## Start Supplied records

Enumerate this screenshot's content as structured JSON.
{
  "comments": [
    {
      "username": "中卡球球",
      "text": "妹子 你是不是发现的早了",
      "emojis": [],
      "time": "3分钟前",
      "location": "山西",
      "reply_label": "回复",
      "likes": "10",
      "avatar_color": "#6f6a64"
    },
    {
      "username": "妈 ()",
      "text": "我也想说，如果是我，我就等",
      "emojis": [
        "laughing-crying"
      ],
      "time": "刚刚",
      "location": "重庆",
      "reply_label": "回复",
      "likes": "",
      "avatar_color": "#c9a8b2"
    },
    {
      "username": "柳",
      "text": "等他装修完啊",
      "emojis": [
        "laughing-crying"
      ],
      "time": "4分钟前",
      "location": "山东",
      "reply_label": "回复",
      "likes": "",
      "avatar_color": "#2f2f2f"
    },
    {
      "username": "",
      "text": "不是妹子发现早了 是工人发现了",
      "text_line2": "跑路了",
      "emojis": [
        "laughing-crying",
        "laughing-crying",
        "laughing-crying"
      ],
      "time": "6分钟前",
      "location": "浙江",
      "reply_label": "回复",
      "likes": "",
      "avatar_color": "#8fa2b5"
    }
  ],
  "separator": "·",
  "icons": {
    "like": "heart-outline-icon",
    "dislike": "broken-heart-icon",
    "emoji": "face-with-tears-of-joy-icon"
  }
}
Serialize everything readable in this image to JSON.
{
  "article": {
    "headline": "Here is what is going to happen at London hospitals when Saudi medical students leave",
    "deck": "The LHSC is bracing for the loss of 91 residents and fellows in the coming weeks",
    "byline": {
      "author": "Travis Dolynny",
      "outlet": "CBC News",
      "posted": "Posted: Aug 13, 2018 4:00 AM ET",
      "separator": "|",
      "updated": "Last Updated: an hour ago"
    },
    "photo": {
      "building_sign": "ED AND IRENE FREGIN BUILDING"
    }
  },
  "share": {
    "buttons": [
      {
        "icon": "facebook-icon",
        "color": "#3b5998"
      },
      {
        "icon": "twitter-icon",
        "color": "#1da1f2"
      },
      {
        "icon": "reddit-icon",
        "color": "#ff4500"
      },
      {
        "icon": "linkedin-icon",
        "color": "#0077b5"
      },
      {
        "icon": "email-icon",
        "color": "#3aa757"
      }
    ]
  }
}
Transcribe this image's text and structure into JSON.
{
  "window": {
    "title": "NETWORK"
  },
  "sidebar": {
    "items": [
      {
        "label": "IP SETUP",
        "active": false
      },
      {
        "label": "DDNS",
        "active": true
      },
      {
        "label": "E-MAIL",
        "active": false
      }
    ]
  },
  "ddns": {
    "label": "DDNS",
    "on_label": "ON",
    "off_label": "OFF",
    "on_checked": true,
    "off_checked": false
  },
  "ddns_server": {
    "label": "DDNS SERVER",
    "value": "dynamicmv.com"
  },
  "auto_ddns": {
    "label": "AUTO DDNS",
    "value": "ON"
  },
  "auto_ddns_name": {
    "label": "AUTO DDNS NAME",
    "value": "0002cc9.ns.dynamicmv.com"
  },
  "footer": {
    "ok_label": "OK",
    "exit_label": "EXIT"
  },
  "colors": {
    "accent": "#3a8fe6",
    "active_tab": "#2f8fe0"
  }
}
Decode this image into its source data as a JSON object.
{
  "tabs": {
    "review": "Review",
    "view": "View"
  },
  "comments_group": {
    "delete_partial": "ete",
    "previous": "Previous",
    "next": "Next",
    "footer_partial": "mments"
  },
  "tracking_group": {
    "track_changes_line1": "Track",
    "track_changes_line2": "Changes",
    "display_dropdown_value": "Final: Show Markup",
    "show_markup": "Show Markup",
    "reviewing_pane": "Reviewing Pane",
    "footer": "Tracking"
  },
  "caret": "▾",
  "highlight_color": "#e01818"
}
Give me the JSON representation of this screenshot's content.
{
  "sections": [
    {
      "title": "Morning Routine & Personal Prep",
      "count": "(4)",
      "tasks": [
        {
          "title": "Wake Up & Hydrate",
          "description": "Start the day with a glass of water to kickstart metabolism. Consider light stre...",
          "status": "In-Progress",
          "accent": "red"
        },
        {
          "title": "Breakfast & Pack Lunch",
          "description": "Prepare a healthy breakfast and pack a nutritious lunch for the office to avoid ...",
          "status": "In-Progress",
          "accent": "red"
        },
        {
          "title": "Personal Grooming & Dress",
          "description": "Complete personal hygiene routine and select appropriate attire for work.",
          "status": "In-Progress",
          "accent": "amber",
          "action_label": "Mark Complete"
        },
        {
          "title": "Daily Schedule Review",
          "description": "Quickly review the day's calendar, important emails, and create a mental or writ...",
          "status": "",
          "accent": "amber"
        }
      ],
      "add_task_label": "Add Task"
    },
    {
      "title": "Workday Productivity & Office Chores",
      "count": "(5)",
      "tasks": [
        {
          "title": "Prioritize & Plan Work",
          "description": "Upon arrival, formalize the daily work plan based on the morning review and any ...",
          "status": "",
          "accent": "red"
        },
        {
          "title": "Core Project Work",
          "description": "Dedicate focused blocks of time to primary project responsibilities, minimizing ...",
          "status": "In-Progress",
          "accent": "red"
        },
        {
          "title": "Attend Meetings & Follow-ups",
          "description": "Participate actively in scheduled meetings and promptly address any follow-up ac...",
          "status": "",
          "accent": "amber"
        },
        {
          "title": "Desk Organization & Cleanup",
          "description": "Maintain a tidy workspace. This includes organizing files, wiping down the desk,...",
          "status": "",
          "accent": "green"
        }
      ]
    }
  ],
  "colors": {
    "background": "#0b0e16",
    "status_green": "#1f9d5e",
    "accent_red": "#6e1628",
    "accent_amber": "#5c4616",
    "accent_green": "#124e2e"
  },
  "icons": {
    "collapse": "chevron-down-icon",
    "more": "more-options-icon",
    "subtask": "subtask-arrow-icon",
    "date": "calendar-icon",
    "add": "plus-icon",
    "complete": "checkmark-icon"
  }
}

## End Supplied records

What the task requires –
All records above must be set down exactly, please.

Result of this exercise –
Enumerate this screenshot's content as structured JSON.
{
  "comments": [
    {
      "username": "中卡球球",
      "text": "妹子 你是不是发现的早了",
      "emojis": [],
      "time": "3分钟前",
      "location": "山西",
      "reply_label": "回复",
      "likes": "10",
      "avatar_color": "#6f6a64"
    },
    {
      "username": "妈 ()",
      "text": "我也想说，如果是我，我就等",
      "emojis": [
        "laughing-crying"
      ],
      "time": "刚刚",
      "location": "重庆",
      "reply_label": "回复",
      "likes": "",
      "avatar_color": "#c9a8b2"
    },
    {
      "username": "柳",
      "text": "等他装修完啊",
      "emojis": [
        "laughing-crying"
      ],
      "time": "4分钟前",
      "location": "山东",
      "reply_label": "回复",
      "likes": "",
      "avatar_color": "#2f2f2f"
    },
    {
      "username": "",
      "text": "不是妹子发现早了 是工人发现了",
      "text_line2": "跑路了",
      "emojis": [
        "laughing-crying",
        "laughing-crying",
        "laughing-crying"
      ],
      "time": "6分钟前",
      "location": "浙江",
      "reply_label": "回复",
      "likes": "",
      "avatar_color": "#8fa2b5"
    }
  ],
  "separator": "·",
  "icons": {
    "like": "heart-outline-icon",
    "dislike": "broken-heart-icon",
    "emoji": "face-with-tears-of-joy-icon"
  }
}
Serialize everything readable in this image to JSON.
{
  "article": {
    "headline": "Here is what is going to happen at London hospitals when Saudi medical students leave",
    "deck": "The LHSC is bracing for the loss of 91 residents and fellows in the coming weeks",
    "byline": {
      "author": "Travis Dolynny",
      "outlet": "CBC News",
      "posted": "Posted: Aug 13, 2018 4:00 AM ET",
      "separator": "|",
      "updated": "Last Updated: an hour ago"
    },
    "photo": {
      "building_sign": "ED AND IRENE FREGIN BUILDING"
    }
  },
  "share": {
    "buttons": [
      {
        "icon": "facebook-icon",
        "color": "#3b5998"
      },
      {
        "icon": "twitter-icon",
        "color": "#1da1f2"
      },
      {
        "icon": "reddit-icon",
        "color": "#ff4500"
      },
      {
        "icon": "linkedin-icon",
        "color": "#0077b5"
      },
      {
        "icon": "email-icon",
        "color": "#3aa757"
      }
    ]
  }
}
Transcribe this image's text and structure into JSON.
{
  "window": {
    "title": "NETWORK"
  },
  "sidebar": {
    "items": [
      {
        "label": "IP SETUP",
        "active": false
      },
      {
        "label": "DDNS",
        "active": true
      },
      {
        "label": "E-MAIL",
        "active": false
      }
    ]
  },
  "ddns": {
    "label": "DDNS",
    "on_label": "ON",
    "off_label": "OFF",
    "on_checked": true,
    "off_checked": false
  },
  "ddns_server": {
    "label": "DDNS SERVER",
    "value": "dynamicmv.com"
  },
  "auto_ddns": {
    "label": "AUTO DDNS",
    "value": "ON"
  },
  "auto_ddns_name": {
    "label": "AUTO DDNS NAME",
    "value": "0002cc9.ns.dynamicmv.com"
  },
  "footer": {
    "ok_label": "OK",
    "exit_label": "EXIT"
  },
  "colors": {
    "accent": "#3a8fe6",
    "active_tab": "#2f8fe0"
  }
}
Decode this image into its source data as a JSON object.
{
  "tabs": {
    "review": "Review",
    "view": "View"
  },
  "comments_group": {
    "delete_partial": "ete",
    "previous": "Previous",
    "next": "Next",
    "footer_partial": "mments"
  },
  "tracking_group": {
    "track_changes_line1": "Track",
    "track_changes_line2": "Changes",
    "display_dropdown_value": "Final: Show Markup",
    "show_markup": "Show Markup",
    "reviewing_pane": "Reviewing Pane",
    "footer": "Tracking"
  },
  "caret": "▾",
  "highlight_color": "#e01818"
}
Give me the JSON representation of this screenshot's content.
{
  "sections": [
    {
      "title": "Morning Routine & Personal Prep",
      "count": "(4)",
      "tasks": [
        {
          "title": "Wake Up & Hydrate",
          "description": "Start the day with a glass of water to kickstart metabolism. Consider light stre...",
          "status": "In-Progress",
          "accent": "red"
        },
        {
          "title": "Breakfast & Pack Lunch",
          "description": "Prepare a healthy breakfast and pack a nutritious lunch for the office to avoid ...",
          "status": "In-Progress",
          "accent": "red"
        },
        {
          "title": "Personal Grooming & Dress",
          "description": "Complete personal hygiene routine and select appropriate attire for work.",
          "status": "In-Progress",
          "accent": "amber",
          "action_label": "Mark Complete"
        },
        {
          "title": "Daily Schedule Review",
          "description": "Quickly review the day's calendar, important emails, and create a mental or writ...",
          "status": "",
          "accent": "amber"
        }
      ],
      "add_task_label": "Add Task"
    },
    {
      "title": "Workday Productivity & Office Chores",
      "count": "(5)",
      "tasks": [
        {
          "title": "Prioritize & Plan Work",
          "description": "Upon arrival, formalize the daily work plan based on the morning review and any ...",
          "status": "",
          "accent": "red"
        },
        {
          "title": "Core Project Work",
          "description": "Dedicate focused blocks of time to primary project responsibilities, minimizing ...",
          "status": "In-Progress",
          "accent": "red"
        },
        {
          "title": "Attend Meetings & Follow-ups",
          "description": "Participate actively in scheduled meetings and promptly address any follow-up ac...",
          "status": "",
          "accent": "amber"
        },
        {
          "title": "Desk Organization & Cleanup",
          "description": "Maintain a tidy workspace. This includes organizing files, wiping down the desk,...",
          "status": "",
          "accent": "green"
        }
      ]
    }
  ],
  "colors": {
    "background": "#0b0e16",
    "status_green": "#1f9d5e",
    "accent_red": "#6e1628",
    "accent_amber": "#5c4616",
    "accent_green": "#124e2e"
  },
  "icons": {
    "collapse": "chevron-down-icon",
    "more": "more-options-icon",
    "subtask": "subtask-arrow-icon",
    "date": "calendar-icon",
    "add": "plus-icon",
    "complete": "checkmark-icon"
  }
}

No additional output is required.